*WHAT IS ASKED*.
Can you repeat all of the data below line for line, without changing anything and leaving out the pictures?

*EXERCISE DATA*.
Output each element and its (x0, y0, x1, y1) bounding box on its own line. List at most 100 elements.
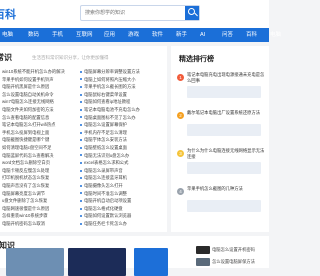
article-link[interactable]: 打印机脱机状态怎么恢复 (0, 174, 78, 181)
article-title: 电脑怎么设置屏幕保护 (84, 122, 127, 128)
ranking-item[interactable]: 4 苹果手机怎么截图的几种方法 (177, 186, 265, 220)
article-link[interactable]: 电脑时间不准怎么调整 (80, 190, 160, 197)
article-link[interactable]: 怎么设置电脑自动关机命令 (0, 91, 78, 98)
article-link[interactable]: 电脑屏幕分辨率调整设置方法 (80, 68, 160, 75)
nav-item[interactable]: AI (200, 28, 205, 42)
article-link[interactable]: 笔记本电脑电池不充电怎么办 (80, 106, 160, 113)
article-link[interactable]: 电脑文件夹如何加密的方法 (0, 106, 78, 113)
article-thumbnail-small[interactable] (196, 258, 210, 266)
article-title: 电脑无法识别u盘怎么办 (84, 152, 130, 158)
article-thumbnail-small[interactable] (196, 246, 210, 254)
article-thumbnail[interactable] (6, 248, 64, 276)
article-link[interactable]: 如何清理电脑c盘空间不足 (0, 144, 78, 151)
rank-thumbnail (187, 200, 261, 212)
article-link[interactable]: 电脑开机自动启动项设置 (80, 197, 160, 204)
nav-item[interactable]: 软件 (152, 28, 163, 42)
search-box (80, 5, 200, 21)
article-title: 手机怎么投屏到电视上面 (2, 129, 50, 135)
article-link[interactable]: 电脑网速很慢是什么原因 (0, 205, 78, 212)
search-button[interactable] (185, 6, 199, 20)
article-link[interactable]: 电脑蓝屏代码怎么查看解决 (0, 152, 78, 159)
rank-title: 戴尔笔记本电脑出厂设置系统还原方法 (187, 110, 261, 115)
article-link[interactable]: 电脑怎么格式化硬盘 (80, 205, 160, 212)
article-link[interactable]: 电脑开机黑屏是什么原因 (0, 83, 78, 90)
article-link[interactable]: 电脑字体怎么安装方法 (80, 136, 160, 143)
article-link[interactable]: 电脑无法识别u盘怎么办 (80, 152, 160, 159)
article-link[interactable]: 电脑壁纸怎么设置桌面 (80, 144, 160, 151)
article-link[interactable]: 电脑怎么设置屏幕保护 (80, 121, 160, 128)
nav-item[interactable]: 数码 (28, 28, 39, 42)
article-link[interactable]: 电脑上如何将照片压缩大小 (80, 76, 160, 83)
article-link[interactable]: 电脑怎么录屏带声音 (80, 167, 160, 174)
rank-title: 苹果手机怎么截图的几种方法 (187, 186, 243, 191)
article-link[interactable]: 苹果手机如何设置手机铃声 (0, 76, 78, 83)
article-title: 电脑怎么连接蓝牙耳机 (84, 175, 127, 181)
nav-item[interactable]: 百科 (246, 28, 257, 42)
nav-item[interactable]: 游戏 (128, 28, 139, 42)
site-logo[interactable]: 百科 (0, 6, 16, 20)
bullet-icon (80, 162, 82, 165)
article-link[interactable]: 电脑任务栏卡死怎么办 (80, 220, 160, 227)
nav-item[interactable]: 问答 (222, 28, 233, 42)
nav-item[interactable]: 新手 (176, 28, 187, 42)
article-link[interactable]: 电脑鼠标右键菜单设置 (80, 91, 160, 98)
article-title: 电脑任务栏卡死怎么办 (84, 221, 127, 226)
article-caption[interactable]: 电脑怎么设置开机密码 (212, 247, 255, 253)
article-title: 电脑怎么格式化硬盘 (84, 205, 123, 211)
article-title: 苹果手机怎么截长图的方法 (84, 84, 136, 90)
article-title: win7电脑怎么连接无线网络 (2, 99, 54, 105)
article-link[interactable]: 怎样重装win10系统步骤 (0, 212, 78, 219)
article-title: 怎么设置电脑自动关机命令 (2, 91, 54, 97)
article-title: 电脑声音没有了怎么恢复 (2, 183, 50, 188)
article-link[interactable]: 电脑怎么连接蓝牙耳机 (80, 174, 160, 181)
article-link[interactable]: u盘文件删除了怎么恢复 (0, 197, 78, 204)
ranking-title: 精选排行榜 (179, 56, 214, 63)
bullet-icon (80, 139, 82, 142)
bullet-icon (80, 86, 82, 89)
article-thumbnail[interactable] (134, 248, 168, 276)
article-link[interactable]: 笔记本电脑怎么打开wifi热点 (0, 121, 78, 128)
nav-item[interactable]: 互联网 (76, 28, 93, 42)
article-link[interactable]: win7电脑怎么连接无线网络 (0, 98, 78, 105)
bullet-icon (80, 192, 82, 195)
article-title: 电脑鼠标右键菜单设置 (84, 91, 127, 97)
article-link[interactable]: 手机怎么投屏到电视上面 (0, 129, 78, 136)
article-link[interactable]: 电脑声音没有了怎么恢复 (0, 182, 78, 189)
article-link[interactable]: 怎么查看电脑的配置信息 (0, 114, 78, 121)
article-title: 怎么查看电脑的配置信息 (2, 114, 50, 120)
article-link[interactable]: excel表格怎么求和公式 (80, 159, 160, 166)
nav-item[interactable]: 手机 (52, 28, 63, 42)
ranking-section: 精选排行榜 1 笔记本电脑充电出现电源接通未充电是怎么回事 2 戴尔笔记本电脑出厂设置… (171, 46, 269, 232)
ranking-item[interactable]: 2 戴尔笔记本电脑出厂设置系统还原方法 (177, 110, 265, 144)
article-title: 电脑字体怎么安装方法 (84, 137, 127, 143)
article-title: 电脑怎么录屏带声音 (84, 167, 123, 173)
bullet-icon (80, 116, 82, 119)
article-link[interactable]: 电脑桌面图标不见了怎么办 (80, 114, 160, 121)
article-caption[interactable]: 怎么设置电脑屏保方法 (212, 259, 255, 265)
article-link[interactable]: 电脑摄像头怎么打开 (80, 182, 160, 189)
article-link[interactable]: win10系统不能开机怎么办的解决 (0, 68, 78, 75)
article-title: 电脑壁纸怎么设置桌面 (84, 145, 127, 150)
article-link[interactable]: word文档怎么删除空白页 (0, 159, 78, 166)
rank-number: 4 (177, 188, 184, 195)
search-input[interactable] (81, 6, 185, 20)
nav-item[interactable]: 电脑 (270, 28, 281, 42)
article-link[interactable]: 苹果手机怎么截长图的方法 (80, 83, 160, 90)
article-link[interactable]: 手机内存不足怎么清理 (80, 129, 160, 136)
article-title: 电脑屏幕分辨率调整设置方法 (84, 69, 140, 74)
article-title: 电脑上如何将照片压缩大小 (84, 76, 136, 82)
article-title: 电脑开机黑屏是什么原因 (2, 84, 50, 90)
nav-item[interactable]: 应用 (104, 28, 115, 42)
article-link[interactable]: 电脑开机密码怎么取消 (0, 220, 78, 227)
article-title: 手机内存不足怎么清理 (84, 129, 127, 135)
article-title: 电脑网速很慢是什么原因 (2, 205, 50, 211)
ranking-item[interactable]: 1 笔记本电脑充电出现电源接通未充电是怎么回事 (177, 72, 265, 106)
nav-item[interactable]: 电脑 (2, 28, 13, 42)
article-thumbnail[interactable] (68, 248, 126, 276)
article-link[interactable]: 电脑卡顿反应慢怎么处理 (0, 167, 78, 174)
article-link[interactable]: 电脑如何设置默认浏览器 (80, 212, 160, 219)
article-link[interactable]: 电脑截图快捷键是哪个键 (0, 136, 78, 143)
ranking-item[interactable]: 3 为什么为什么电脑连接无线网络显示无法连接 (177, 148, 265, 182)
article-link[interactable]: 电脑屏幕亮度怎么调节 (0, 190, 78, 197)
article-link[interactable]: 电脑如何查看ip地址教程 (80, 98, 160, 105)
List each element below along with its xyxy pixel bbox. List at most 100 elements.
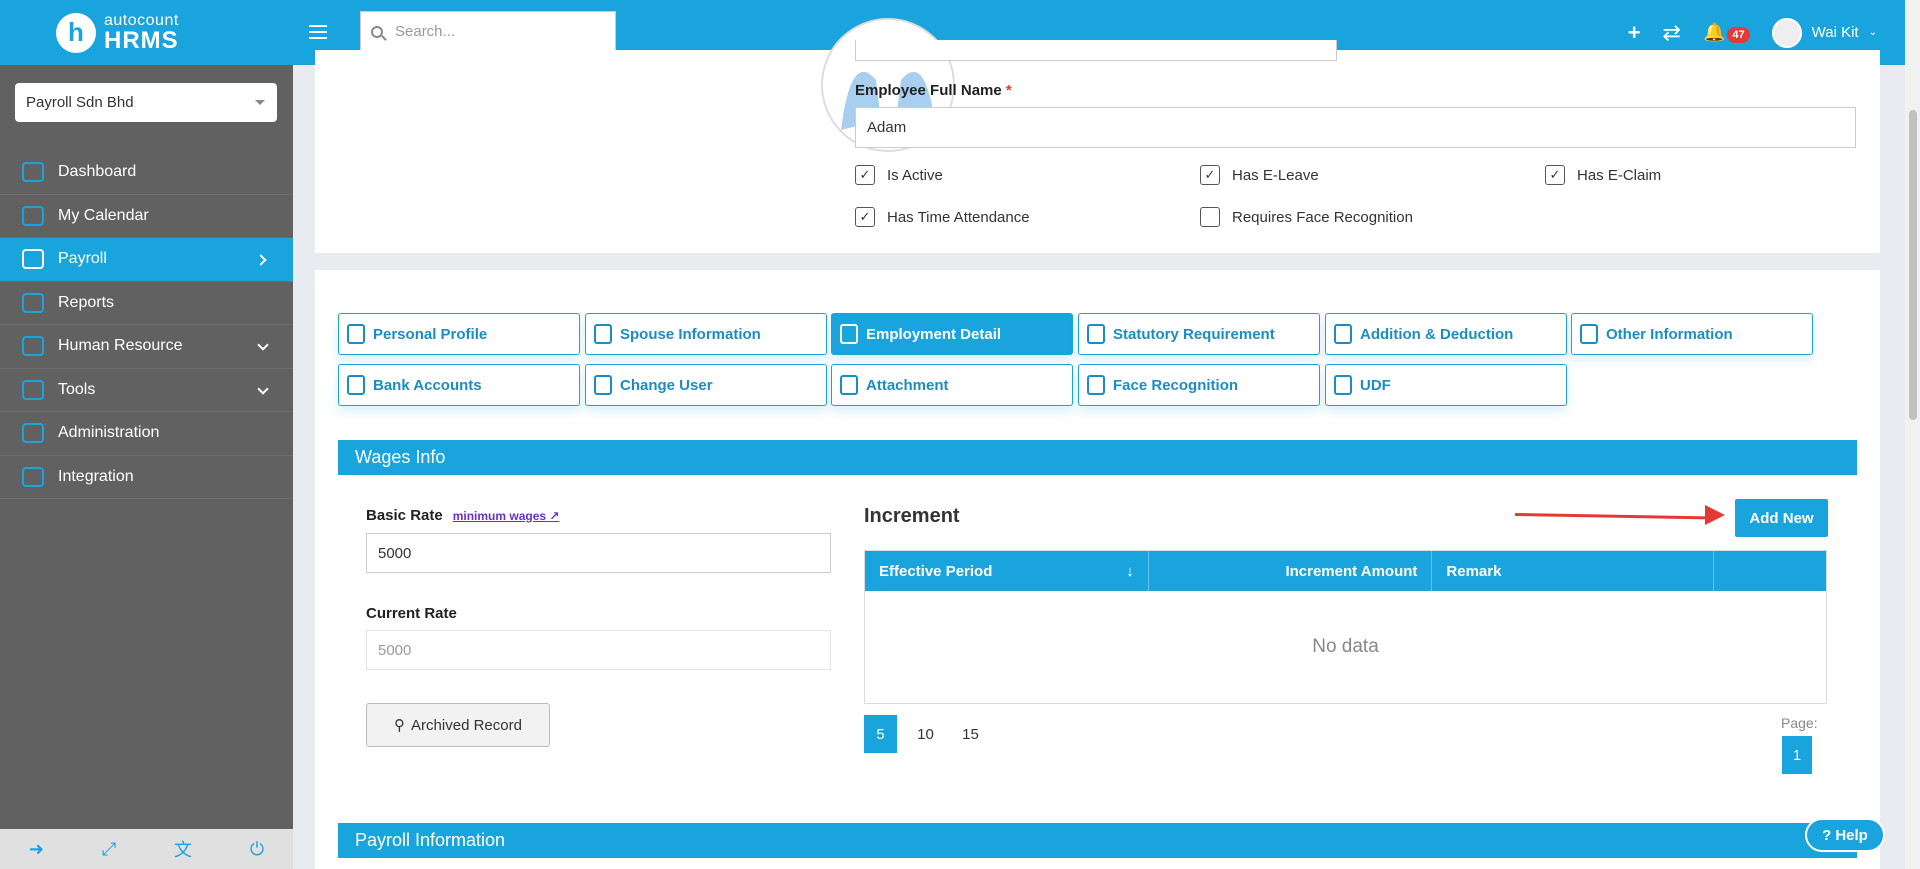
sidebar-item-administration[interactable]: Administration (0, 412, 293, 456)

*OUTPUT*.
Output each element and its (x0, y0, x1, y1) bounding box on its own line. List at most 100 elements.
article-link[interactable]: 打印机脱机状态怎么恢复 (0, 174, 78, 181)
article-title: 电脑怎么设置屏幕保护 (84, 122, 127, 128)
ranking-item[interactable]: 4 苹果手机怎么截图的几种方法 (177, 186, 265, 220)
article-link[interactable]: 电脑时间不准怎么调整 (80, 190, 160, 197)
article-link[interactable]: 怎么设置电脑自动关机命令 (0, 91, 78, 98)
article-link[interactable]: 电脑屏幕分辨率调整设置方法 (80, 68, 160, 75)
nav-item[interactable]: AI (200, 28, 205, 42)
article-link[interactable]: 笔记本电脑电池不充电怎么办 (80, 106, 160, 113)
article-link[interactable]: 电脑文件夹如何加密的方法 (0, 106, 78, 113)
article-thumbnail-small[interactable] (196, 258, 210, 266)
article-title: 电脑无法识别u盘怎么办 (84, 152, 130, 158)
article-thumbnail-small[interactable] (196, 246, 210, 254)
article-thumbnail[interactable] (6, 248, 64, 276)
article-link[interactable]: 如何清理电脑c盘空间不足 (0, 144, 78, 151)
rank-thumbnail (187, 200, 261, 212)
article-link[interactable]: 电脑开机自动启动项设置 (80, 197, 160, 204)
nav-item[interactable]: 软件 (152, 28, 163, 42)
search-box (80, 5, 200, 21)
article-title: 手机怎么投屏到电视上面 (2, 129, 50, 135)
article-link[interactable]: 电脑网速很慢是什么原因 (0, 205, 78, 212)
search-button[interactable] (185, 6, 199, 20)
article-link[interactable]: 电脑蓝屏代码怎么查看解决 (0, 152, 78, 159)
rank-title: 戴尔笔记本电脑出厂设置系统还原方法 (187, 110, 261, 115)
article-link[interactable]: 电脑怎么格式化硬盘 (80, 205, 160, 212)
article-link[interactable]: 电脑开机黑屏是什么原因 (0, 83, 78, 90)
article-link[interactable]: 电脑字体怎么安装方法 (80, 136, 160, 143)
article-link[interactable]: 电脑无法识别u盘怎么办 (80, 152, 160, 159)
article-link[interactable]: 电脑壁纸怎么设置桌面 (80, 144, 160, 151)
article-link[interactable]: 电脑怎么设置屏幕保护 (80, 121, 160, 128)
nav-item[interactable]: 数码 (28, 28, 39, 42)
article-link[interactable]: 电脑上如何将照片压缩大小 (80, 76, 160, 83)
article-link[interactable]: 电脑怎么录屏带声音 (80, 167, 160, 174)
rank-title: 苹果手机怎么截图的几种方法 (187, 186, 243, 191)
article-link[interactable]: 苹果手机如何设置手机铃声 (0, 76, 78, 83)
article-title: 电脑怎么连接蓝牙耳机 (84, 175, 127, 181)
nav-item[interactable]: 百科 (246, 28, 257, 42)
nav-item[interactable]: 游戏 (128, 28, 139, 42)
site-logo[interactable]: 百科 (0, 6, 16, 20)
bullet-icon (80, 162, 82, 165)
article-link[interactable]: 电脑任务栏卡死怎么办 (80, 220, 160, 227)
nav-item[interactable]: 问答 (222, 28, 233, 42)
nav-item[interactable]: 新手 (176, 28, 187, 42)
article-link[interactable]: 电脑鼠标右键菜单设置 (80, 91, 160, 98)
article-title: 电脑任务栏卡死怎么办 (84, 221, 127, 226)
article-caption[interactable]: 电脑怎么设置开机密码 (212, 247, 255, 253)
article-title: 电脑怎么格式化硬盘 (84, 205, 123, 211)
article-title: 苹果手机怎么截长图的方法 (84, 84, 136, 90)
article-title: win7电脑怎么连接无线网络 (2, 99, 54, 105)
article-link[interactable]: 怎样重装win10系统步骤 (0, 212, 78, 219)
article-title: 怎么设置电脑自动关机命令 (2, 91, 54, 97)
article-title: 电脑声音没有了怎么恢复 (2, 183, 50, 188)
article-link[interactable]: 电脑怎么连接蓝牙耳机 (80, 174, 160, 181)
article-link[interactable]: u盘文件删除了怎么恢复 (0, 197, 78, 204)
ranking-title: 精选排行榜 (179, 56, 214, 63)
bullet-icon (80, 139, 82, 142)
bullet-icon (80, 86, 82, 89)
article-thumbnail[interactable] (134, 248, 168, 276)
article-link[interactable]: 笔记本电脑怎么打开wifi热点 (0, 121, 78, 128)
nav-item[interactable]: 互联网 (76, 28, 93, 42)
article-link[interactable]: win7电脑怎么连接无线网络 (0, 98, 78, 105)
bullet-icon (80, 192, 82, 195)
article-title: 电脑鼠标右键菜单设置 (84, 91, 127, 97)
article-link[interactable]: 手机怎么投屏到电视上面 (0, 129, 78, 136)
article-link[interactable]: 电脑声音没有了怎么恢复 (0, 182, 78, 189)
article-link[interactable]: 怎么查看电脑的配置信息 (0, 114, 78, 121)
article-title: 怎么查看电脑的配置信息 (2, 114, 50, 120)
article-link[interactable]: excel表格怎么求和公式 (80, 159, 160, 166)
nav-item[interactable]: 手机 (52, 28, 63, 42)
ranking-section: 精选排行榜 1 笔记本电脑充电出现电源接通未充电是怎么回事 2 戴尔笔记本电脑出厂设置… (171, 46, 269, 232)
ranking-item[interactable]: 2 戴尔笔记本电脑出厂设置系统还原方法 (177, 110, 265, 144)
article-title: 电脑字体怎么安装方法 (84, 137, 127, 143)
article-title: 电脑怎么录屏带声音 (84, 167, 123, 173)
bullet-icon (80, 116, 82, 119)
article-link[interactable]: 电脑桌面图标不见了怎么办 (80, 114, 160, 121)
article-caption[interactable]: 怎么设置电脑屏保方法 (212, 259, 255, 265)
article-link[interactable]: 电脑摄像头怎么打开 (80, 182, 160, 189)
article-link[interactable]: win10系统不能开机怎么办的解决 (0, 68, 78, 75)
article-title: 电脑壁纸怎么设置桌面 (84, 145, 127, 150)
article-link[interactable]: word文档怎么删除空白页 (0, 159, 78, 166)
rank-number: 4 (177, 188, 184, 195)
search-input[interactable] (81, 6, 185, 20)
nav-item[interactable]: 电脑 (270, 28, 281, 42)
article-link[interactable]: 苹果手机怎么截长图的方法 (80, 83, 160, 90)
article-link[interactable]: 手机内存不足怎么清理 (80, 129, 160, 136)
article-title: 电脑屏幕分辨率调整设置方法 (84, 69, 140, 74)
article-title: 电脑上如何将照片压缩大小 (84, 76, 136, 82)
article-title: 电脑开机黑屏是什么原因 (2, 84, 50, 90)
nav-item[interactable]: 应用 (104, 28, 115, 42)
article-link[interactable]: 电脑开机密码怎么取消 (0, 220, 78, 227)
article-title: 手机内存不足怎么清理 (84, 129, 127, 135)
article-title: 电脑网速很慢是什么原因 (2, 205, 50, 211)
ranking-item[interactable]: 1 笔记本电脑充电出现电源接通未充电是怎么回事 (177, 72, 265, 106)
nav-item[interactable]: 电脑 (2, 28, 13, 42)
article-thumbnail[interactable] (68, 248, 126, 276)
article-link[interactable]: 电脑卡顿反应慢怎么处理 (0, 167, 78, 174)
article-link[interactable]: 电脑如何设置默认浏览器 (80, 212, 160, 219)
article-link[interactable]: 电脑截图快捷键是哪个键 (0, 136, 78, 143)
ranking-item[interactable]: 3 为什么为什么电脑连接无线网络显示无法连接 (177, 148, 265, 182)
article-link[interactable]: 电脑屏幕亮度怎么调节 (0, 190, 78, 197)
article-link[interactable]: 电脑如何查看ip地址教程 (80, 98, 160, 105)
List each element below along with its xyxy pixel bbox. List at most 100 elements.
sidebar-item-administration[interactable]: Administration (0, 412, 293, 456)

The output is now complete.